━━━ Given records ━━━
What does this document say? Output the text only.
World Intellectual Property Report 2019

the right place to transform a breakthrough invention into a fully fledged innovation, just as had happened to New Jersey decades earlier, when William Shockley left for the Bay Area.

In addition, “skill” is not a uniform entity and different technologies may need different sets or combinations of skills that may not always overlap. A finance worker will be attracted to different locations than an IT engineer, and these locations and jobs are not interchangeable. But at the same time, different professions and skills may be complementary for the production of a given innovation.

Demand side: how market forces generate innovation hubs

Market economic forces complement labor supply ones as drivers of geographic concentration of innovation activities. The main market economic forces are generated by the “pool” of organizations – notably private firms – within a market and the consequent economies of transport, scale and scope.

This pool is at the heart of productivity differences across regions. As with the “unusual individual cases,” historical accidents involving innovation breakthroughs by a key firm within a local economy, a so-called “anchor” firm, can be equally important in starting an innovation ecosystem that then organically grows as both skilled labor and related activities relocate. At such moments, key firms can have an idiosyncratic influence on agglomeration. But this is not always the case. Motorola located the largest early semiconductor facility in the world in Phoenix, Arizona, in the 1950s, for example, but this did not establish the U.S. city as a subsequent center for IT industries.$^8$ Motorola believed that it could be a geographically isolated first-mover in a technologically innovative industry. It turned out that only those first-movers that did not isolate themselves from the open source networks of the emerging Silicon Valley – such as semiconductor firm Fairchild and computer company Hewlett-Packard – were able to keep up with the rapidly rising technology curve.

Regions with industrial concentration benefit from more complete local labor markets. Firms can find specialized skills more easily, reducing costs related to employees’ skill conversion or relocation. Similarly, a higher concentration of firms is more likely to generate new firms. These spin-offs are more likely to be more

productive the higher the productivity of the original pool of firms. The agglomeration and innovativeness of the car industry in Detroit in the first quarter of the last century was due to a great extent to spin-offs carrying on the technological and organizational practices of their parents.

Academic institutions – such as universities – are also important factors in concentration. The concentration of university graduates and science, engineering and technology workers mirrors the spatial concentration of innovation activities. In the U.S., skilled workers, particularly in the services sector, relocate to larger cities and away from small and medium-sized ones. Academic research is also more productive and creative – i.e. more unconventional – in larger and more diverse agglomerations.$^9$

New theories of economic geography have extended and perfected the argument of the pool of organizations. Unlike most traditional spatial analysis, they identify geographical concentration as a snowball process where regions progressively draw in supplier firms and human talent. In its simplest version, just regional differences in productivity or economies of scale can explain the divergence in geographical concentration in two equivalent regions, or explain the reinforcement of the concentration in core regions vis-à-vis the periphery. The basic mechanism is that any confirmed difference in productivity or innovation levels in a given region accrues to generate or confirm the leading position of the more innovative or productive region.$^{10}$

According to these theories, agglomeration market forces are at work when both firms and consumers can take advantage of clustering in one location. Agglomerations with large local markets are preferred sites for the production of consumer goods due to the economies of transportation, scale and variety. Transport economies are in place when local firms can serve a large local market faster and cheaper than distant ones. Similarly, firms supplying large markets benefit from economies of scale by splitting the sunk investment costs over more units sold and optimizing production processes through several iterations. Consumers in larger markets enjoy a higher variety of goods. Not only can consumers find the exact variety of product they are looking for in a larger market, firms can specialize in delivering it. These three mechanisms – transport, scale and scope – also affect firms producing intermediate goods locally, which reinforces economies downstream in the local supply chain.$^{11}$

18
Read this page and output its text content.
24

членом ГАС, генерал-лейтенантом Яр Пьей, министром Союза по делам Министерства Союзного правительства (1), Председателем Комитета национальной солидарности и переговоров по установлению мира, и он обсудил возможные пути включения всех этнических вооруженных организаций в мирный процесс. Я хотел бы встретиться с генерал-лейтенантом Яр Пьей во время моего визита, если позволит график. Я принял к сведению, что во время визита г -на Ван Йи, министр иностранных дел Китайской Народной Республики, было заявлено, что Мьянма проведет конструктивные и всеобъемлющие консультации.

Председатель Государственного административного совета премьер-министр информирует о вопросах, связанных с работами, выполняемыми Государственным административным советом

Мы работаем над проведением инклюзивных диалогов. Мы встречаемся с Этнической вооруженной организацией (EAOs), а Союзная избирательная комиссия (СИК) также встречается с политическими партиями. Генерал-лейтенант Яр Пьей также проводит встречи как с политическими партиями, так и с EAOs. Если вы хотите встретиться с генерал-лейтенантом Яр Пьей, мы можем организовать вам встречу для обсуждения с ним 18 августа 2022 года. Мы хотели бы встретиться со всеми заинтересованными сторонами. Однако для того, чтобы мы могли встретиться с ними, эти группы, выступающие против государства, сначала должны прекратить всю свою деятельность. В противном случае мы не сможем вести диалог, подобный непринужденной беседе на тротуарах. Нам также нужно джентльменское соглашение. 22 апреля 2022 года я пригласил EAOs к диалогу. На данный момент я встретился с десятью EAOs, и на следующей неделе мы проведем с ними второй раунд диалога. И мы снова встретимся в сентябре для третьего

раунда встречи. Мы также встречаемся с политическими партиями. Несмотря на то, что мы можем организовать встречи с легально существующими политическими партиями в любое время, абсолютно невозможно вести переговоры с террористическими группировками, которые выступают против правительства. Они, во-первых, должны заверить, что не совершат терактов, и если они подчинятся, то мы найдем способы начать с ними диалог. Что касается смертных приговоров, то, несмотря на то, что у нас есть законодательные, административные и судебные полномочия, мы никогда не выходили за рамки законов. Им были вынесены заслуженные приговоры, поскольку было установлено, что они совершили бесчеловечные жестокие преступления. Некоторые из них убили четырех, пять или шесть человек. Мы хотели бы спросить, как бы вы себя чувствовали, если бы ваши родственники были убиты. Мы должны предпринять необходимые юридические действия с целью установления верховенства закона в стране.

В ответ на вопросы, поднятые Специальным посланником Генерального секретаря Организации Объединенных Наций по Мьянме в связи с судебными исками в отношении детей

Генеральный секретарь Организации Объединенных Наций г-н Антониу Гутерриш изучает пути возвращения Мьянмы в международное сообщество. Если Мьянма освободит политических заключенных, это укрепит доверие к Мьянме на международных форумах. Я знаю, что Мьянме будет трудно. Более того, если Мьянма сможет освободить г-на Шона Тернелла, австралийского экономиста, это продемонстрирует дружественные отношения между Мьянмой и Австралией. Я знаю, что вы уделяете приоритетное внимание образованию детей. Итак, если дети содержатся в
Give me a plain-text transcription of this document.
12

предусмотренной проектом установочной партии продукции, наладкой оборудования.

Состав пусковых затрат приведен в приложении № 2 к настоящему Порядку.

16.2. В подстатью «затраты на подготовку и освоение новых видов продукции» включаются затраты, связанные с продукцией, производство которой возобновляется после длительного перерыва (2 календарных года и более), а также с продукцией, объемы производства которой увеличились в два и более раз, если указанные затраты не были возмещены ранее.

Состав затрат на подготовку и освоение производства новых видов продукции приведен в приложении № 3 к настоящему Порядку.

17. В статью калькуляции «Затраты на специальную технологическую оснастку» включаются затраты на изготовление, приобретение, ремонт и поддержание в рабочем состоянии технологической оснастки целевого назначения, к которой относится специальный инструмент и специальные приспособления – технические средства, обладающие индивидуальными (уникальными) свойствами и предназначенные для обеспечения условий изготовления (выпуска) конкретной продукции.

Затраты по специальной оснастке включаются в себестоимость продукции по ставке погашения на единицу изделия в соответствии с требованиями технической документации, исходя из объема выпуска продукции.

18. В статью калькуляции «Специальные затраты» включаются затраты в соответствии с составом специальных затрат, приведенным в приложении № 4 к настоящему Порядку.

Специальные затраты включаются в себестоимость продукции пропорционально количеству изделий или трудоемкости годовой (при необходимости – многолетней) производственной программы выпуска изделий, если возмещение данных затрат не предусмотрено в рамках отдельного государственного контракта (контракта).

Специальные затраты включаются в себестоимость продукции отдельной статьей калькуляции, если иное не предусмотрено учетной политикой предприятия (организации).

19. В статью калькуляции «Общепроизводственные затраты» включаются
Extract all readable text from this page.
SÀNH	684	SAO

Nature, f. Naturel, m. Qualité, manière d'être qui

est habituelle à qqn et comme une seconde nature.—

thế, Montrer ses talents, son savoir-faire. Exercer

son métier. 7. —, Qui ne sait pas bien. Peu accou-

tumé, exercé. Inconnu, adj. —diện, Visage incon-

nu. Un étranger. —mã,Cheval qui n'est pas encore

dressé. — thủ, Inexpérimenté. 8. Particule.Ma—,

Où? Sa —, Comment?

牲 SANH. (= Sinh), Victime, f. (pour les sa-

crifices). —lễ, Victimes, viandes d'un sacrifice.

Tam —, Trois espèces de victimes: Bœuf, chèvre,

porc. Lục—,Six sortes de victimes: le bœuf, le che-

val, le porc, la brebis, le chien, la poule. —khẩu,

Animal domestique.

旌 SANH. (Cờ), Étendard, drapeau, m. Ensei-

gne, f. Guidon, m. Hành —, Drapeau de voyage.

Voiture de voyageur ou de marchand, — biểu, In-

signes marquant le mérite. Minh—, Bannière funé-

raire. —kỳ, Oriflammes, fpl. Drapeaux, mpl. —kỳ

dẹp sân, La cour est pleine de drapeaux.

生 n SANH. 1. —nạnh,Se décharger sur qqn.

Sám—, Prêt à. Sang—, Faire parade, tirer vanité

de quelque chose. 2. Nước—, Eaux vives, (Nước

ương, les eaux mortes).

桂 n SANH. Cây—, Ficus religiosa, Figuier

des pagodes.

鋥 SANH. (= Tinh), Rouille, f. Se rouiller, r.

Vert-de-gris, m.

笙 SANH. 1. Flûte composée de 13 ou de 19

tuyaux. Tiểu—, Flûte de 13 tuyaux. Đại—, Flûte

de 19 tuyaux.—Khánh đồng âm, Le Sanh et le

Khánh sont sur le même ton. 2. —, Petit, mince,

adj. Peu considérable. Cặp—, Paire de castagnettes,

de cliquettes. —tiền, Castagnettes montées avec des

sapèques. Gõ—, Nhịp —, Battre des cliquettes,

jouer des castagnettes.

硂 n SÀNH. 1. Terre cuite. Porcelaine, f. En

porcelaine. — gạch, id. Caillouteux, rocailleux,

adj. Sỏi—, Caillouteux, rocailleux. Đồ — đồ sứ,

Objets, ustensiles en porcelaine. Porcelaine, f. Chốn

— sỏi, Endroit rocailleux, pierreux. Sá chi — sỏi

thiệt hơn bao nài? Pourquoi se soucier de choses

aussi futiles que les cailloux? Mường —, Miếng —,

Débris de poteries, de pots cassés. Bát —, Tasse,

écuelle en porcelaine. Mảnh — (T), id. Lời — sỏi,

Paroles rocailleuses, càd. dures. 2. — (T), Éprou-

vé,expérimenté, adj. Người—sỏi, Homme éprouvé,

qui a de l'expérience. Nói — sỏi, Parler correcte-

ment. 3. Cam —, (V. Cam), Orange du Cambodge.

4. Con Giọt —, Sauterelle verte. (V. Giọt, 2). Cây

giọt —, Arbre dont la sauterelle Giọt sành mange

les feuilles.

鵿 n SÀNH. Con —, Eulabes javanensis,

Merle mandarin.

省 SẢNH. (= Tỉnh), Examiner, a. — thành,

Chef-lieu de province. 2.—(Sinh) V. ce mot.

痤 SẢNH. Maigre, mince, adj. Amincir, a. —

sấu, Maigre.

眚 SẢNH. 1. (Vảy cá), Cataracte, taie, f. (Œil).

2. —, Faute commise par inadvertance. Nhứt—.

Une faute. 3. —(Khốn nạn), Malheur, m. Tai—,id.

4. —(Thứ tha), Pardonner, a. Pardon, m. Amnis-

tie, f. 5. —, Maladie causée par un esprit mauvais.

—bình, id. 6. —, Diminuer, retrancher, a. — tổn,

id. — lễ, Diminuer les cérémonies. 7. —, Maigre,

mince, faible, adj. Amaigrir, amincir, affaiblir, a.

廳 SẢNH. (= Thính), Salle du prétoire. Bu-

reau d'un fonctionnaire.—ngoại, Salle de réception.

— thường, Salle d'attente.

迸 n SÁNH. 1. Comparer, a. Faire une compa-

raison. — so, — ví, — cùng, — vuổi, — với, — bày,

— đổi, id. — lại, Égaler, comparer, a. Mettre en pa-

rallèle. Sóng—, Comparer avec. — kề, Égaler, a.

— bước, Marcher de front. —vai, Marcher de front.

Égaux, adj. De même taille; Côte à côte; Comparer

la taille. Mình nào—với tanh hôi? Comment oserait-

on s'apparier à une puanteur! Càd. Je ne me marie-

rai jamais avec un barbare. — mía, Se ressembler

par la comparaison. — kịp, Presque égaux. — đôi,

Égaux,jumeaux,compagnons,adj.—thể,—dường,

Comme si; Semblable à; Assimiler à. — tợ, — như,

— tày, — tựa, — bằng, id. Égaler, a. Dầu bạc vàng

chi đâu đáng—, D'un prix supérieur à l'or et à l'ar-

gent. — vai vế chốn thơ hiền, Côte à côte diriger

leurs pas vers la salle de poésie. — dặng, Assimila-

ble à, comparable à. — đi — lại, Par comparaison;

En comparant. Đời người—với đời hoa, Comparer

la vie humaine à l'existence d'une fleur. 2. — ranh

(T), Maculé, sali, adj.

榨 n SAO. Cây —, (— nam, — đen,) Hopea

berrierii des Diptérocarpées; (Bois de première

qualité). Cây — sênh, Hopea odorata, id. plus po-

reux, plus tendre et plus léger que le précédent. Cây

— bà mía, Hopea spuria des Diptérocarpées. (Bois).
━━━
### Problem requirements
Scan the lines for the string "avec". Copy out each line that matches.

### Expected answer
de cliquettes. —tiền, Castagnettes montées avec des
rallèle. Sóng—, Comparer avec. — kề, Égaler, a.
rai jamais avec un barbare. — mía, Se ressembler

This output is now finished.